SUPPLIED MATERIAL:
__________________________________________________

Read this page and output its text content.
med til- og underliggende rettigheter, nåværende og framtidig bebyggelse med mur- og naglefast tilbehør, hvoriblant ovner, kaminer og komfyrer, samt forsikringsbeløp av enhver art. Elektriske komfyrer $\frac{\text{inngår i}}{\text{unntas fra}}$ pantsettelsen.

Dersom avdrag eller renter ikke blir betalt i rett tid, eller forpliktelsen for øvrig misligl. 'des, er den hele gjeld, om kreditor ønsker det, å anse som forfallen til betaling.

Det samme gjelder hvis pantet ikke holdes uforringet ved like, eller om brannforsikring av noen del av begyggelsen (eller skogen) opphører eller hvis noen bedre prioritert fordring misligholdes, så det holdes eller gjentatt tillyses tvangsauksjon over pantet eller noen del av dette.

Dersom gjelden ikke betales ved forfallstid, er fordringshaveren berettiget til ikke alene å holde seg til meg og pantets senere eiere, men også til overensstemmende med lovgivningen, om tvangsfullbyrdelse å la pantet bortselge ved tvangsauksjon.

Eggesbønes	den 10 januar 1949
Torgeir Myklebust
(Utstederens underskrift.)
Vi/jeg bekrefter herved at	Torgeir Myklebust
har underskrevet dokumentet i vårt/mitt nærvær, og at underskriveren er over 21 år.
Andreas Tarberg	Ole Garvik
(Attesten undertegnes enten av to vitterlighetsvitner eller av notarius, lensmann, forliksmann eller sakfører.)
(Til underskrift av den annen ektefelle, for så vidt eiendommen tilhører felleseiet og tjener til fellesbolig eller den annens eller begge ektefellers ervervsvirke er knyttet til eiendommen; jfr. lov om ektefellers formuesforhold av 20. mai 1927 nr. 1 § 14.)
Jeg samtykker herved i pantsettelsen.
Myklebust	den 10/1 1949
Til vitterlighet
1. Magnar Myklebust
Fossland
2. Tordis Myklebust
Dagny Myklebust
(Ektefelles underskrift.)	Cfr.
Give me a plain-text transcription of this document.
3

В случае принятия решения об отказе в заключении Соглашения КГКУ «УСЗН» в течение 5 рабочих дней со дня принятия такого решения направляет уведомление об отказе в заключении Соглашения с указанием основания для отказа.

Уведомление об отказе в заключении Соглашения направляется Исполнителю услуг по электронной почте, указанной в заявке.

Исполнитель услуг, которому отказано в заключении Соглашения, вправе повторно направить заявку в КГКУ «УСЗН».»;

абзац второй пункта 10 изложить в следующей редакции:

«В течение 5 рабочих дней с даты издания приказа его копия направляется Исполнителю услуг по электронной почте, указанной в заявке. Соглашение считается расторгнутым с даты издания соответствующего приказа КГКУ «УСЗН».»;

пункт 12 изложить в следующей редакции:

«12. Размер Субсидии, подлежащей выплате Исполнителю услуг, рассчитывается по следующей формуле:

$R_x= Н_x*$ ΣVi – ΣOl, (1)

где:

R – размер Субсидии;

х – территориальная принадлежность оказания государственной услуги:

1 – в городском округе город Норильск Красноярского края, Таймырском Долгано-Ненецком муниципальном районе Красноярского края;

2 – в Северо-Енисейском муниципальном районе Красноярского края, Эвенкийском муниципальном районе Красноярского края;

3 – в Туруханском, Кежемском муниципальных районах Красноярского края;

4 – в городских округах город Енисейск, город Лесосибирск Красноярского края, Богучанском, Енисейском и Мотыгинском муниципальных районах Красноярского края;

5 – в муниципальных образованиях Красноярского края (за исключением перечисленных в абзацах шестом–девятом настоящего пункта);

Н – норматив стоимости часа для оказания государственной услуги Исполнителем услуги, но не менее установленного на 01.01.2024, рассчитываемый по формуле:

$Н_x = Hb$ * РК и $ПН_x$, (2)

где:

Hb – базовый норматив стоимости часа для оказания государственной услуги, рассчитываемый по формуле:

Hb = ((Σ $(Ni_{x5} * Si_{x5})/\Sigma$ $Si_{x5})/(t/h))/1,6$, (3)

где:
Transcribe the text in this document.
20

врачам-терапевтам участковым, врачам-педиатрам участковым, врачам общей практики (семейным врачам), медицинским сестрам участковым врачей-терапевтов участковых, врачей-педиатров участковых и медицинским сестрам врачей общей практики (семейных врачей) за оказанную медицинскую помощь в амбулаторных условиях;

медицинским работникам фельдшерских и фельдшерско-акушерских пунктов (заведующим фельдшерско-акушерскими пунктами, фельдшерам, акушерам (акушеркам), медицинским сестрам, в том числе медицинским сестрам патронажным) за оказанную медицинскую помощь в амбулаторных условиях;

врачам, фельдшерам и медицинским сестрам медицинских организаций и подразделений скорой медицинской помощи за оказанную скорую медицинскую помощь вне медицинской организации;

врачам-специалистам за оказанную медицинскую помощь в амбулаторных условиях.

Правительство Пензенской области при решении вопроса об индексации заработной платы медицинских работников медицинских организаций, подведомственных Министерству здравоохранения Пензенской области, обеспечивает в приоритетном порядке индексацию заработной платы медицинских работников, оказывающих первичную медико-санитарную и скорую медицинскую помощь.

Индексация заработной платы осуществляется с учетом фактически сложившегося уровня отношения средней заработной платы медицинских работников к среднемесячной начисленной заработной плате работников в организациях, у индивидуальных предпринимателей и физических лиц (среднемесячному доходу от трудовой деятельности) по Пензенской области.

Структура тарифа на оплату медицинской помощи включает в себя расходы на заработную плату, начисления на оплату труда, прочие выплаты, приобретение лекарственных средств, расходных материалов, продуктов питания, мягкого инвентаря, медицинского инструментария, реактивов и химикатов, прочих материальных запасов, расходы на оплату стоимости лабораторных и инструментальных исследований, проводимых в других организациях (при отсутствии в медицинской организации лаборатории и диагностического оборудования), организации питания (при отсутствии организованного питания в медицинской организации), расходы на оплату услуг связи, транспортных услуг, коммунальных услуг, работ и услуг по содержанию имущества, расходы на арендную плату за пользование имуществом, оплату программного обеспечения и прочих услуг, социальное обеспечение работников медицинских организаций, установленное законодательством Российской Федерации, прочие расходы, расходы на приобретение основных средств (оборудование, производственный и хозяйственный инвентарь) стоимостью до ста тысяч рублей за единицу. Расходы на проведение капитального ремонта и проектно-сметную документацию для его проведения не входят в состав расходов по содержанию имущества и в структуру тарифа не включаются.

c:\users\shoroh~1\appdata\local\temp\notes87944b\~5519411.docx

__________________________________________________

STATED EXERCISE: Return the number of lines that include the word "указанной", and nothing else.

WRITTEN RESPONSE: 2